● **Description of the task**
Reproduce all of the listing below without alteration.

● **Provided material**
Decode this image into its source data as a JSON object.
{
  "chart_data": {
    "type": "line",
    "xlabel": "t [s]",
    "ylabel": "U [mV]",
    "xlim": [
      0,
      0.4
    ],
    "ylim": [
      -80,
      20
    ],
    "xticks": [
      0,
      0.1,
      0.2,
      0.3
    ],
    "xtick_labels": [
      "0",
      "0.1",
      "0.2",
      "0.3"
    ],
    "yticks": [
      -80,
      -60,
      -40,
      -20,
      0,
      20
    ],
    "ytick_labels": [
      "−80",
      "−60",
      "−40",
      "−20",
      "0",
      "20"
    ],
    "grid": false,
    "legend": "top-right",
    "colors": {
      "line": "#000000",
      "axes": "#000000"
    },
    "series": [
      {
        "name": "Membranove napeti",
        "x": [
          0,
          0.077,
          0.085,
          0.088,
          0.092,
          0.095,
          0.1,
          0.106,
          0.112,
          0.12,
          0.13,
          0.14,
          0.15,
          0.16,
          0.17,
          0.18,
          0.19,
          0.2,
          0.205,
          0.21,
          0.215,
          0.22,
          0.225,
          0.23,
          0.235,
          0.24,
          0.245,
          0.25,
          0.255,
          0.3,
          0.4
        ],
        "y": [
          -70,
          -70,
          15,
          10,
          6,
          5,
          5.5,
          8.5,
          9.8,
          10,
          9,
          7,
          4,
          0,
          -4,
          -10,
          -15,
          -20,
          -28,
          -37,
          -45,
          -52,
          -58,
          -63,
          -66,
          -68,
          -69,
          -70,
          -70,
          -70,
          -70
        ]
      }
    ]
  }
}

● **Completed task**
Decode this image into its source data as a JSON object.
{
  "chart_data": {
    "type": "line",
    "xlabel": "t [s]",
    "ylabel": "U [mV]",
    "xlim": [
      0,
      0.4
    ],
    "ylim": [
      -80,
      20
    ],
    "xticks": [
      0,
      0.1,
      0.2,
      0.3
    ],
    "xtick_labels": [
      "0",
      "0.1",
      "0.2",
      "0.3"
    ],
    "yticks": [
      -80,
      -60,
      -40,
      -20,
      0,
      20
    ],
    "ytick_labels": [
      "−80",
      "−60",
      "−40",
      "−20",
      "0",
      "20"
    ],
    "grid": false,
    "legend": "top-right",
    "colors": {
      "line": "#000000",
      "axes": "#000000"
    },
    "series": [
      {
        "name": "Membranove napeti",
        "x": [
          0,
          0.077,
          0.085,
          0.088,
          0.092,
          0.095,
          0.1,
          0.106,
          0.112,
          0.12,
          0.13,
          0.14,
          0.15,
          0.16,
          0.17,
          0.18,
          0.19,
          0.2,
          0.205,
          0.21,
          0.215,
          0.22,
          0.225,
          0.23,
          0.235,
          0.24,
          0.245,
          0.25,
          0.255,
          0.3,
          0.4
        ],
        "y": [
          -70,
          -70,
          15,
          10,
          6,
          5,
          5.5,
          8.5,
          9.8,
          10,
          9,
          7,
          4,
          0,
          -4,
          -10,
          -15,
          -20,
          -28,
          -37,
          -45,
          -52,
          -58,
          -63,
          -66,
          -68,
          -69,
          -70,
          -70,
          -70,
          -70
        ]
      }
    ]
  }
}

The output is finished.